* begin Data entries *

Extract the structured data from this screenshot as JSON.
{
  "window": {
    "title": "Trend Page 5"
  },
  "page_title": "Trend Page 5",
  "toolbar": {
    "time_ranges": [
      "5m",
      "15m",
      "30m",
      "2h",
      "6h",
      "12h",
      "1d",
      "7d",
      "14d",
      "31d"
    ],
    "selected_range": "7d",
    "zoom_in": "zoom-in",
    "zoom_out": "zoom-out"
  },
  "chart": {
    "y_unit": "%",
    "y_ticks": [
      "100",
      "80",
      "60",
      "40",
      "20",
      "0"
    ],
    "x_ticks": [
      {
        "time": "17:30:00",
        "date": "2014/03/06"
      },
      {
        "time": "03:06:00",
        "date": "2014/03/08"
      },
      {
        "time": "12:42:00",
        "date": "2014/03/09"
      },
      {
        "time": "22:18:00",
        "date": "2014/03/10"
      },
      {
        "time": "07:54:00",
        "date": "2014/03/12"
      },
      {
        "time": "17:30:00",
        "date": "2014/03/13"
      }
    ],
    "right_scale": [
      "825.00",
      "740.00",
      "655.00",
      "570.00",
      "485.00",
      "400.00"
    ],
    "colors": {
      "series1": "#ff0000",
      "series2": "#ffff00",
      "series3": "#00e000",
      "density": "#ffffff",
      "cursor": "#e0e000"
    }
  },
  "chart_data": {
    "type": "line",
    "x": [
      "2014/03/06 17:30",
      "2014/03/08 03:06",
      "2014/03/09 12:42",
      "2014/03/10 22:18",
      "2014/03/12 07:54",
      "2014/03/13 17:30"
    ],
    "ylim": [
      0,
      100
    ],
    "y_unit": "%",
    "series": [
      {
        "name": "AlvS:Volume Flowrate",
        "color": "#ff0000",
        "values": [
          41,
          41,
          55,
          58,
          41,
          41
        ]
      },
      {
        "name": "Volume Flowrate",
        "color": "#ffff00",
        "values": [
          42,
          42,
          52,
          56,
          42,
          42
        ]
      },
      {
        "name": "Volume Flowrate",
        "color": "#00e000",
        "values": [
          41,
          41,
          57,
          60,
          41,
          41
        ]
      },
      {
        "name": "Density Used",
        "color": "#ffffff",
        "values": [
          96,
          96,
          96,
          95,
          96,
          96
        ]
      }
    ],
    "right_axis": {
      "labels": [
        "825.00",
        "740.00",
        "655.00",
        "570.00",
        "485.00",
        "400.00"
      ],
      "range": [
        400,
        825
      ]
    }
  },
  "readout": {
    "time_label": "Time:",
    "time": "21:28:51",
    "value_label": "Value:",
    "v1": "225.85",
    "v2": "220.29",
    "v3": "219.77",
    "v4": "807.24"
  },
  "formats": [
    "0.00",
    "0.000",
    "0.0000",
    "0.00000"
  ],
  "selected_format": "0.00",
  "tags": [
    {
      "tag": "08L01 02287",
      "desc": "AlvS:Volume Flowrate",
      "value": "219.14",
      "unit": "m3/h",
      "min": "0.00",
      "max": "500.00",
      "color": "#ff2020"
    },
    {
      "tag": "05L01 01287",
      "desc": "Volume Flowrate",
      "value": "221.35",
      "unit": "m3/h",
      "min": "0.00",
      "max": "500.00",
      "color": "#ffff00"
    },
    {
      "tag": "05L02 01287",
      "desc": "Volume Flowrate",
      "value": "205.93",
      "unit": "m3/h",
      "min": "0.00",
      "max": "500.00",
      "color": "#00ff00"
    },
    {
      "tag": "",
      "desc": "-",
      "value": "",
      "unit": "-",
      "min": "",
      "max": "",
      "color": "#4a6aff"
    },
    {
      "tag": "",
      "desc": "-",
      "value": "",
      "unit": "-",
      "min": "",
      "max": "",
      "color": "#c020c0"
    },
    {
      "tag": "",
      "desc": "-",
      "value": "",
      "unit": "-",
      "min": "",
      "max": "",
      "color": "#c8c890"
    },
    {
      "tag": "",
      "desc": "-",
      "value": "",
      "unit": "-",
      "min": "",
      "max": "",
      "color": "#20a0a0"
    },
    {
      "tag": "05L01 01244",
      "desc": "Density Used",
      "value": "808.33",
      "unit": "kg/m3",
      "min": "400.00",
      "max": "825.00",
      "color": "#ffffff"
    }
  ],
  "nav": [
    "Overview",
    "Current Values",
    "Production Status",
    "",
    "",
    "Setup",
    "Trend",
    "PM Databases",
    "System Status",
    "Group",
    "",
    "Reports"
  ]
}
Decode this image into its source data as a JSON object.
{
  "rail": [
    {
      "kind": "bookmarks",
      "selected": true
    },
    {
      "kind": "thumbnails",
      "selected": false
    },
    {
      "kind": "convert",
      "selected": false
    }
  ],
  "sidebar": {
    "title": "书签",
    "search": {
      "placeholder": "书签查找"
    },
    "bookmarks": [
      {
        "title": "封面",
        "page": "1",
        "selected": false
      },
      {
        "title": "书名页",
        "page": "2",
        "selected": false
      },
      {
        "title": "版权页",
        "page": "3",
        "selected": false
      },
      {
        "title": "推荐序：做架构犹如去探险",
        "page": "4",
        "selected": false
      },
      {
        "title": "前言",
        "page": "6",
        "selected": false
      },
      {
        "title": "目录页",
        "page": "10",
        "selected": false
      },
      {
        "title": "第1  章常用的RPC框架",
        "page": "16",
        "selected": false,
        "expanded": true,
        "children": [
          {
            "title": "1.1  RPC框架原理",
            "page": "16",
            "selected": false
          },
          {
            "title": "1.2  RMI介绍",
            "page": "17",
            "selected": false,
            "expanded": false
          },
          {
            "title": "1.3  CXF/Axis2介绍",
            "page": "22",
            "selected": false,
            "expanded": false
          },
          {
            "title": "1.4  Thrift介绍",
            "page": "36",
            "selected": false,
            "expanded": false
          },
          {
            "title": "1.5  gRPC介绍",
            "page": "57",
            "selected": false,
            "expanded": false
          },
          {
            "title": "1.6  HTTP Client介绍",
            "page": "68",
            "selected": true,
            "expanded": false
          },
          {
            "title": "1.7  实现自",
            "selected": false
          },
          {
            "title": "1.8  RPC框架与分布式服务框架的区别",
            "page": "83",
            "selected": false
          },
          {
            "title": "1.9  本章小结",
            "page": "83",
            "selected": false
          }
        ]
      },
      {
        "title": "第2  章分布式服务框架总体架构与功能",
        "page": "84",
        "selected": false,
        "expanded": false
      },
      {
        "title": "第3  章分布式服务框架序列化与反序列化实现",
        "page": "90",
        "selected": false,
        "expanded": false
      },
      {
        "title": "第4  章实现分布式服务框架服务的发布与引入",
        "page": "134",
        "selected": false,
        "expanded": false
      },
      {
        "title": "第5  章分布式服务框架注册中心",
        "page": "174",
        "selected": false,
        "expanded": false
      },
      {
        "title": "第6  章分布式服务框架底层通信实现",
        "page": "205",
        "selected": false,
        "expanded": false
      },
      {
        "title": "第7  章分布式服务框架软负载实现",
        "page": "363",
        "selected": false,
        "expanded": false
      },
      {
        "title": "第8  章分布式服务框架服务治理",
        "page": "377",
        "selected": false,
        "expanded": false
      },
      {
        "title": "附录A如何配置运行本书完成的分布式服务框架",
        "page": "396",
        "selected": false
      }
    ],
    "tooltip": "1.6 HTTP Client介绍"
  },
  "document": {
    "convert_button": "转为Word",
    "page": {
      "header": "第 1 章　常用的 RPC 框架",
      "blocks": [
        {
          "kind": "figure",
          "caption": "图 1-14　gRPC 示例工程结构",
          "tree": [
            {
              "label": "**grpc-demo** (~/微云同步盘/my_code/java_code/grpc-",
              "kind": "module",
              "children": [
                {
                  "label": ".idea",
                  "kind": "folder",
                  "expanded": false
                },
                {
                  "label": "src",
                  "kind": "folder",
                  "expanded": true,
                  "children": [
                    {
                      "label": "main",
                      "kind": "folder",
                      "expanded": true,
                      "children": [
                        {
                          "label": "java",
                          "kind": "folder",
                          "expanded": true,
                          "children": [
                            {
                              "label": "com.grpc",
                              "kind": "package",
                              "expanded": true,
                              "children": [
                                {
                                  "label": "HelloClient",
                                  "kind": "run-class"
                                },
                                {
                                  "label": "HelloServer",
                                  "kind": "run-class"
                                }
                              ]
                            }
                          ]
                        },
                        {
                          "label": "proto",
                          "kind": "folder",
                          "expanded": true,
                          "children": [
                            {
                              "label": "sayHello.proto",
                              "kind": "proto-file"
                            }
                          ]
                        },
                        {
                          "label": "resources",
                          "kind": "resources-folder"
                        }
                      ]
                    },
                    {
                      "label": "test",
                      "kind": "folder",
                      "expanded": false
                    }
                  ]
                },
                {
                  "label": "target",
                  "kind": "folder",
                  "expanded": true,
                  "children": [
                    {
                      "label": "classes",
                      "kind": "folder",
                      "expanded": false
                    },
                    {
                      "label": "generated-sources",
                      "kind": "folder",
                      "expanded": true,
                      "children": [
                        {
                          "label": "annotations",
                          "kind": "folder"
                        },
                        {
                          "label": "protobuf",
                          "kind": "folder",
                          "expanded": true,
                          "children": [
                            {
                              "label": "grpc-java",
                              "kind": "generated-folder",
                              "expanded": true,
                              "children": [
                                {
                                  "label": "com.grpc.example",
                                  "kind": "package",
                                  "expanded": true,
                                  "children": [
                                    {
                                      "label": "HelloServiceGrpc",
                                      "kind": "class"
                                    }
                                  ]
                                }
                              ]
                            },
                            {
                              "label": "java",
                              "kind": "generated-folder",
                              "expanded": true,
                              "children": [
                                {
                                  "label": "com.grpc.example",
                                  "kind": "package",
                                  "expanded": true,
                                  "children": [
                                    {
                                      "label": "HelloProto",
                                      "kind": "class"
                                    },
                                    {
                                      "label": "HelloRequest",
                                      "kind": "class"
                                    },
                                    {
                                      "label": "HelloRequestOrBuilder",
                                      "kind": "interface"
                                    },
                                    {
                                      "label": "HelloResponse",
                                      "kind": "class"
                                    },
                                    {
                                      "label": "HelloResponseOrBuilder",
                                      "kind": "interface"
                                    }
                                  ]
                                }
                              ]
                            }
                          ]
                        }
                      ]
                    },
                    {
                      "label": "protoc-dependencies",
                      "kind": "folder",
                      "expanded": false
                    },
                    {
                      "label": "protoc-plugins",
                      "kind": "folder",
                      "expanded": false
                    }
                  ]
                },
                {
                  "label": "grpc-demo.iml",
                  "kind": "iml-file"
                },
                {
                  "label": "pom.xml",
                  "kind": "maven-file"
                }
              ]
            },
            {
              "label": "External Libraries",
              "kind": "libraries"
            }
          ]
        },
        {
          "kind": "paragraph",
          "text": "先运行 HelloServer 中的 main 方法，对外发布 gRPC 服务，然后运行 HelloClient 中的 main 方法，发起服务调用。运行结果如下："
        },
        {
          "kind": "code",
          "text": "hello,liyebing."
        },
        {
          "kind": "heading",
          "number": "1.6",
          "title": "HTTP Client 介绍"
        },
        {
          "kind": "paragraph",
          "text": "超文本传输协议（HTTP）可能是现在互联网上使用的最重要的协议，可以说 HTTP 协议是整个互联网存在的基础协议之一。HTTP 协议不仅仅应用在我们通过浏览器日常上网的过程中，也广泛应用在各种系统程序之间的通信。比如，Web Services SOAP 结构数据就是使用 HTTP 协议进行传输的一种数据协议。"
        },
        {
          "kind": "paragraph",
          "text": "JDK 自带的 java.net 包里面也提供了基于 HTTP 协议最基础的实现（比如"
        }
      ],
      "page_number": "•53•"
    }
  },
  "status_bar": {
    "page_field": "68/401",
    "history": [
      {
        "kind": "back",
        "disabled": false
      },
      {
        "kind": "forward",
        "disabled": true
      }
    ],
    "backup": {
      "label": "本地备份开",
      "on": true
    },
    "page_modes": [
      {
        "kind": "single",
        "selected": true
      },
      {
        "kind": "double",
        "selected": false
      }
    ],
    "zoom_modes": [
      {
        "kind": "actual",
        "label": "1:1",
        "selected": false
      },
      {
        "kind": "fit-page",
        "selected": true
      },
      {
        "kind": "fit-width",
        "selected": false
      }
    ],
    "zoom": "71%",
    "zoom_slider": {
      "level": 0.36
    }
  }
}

* end Data entries *

### Problem requirements:
Take every line from the records above that has the word "file" and copy it.

### Solution to this task:
                              "kind": "proto-file"
                  "kind": "iml-file"
                  "kind": "maven-file"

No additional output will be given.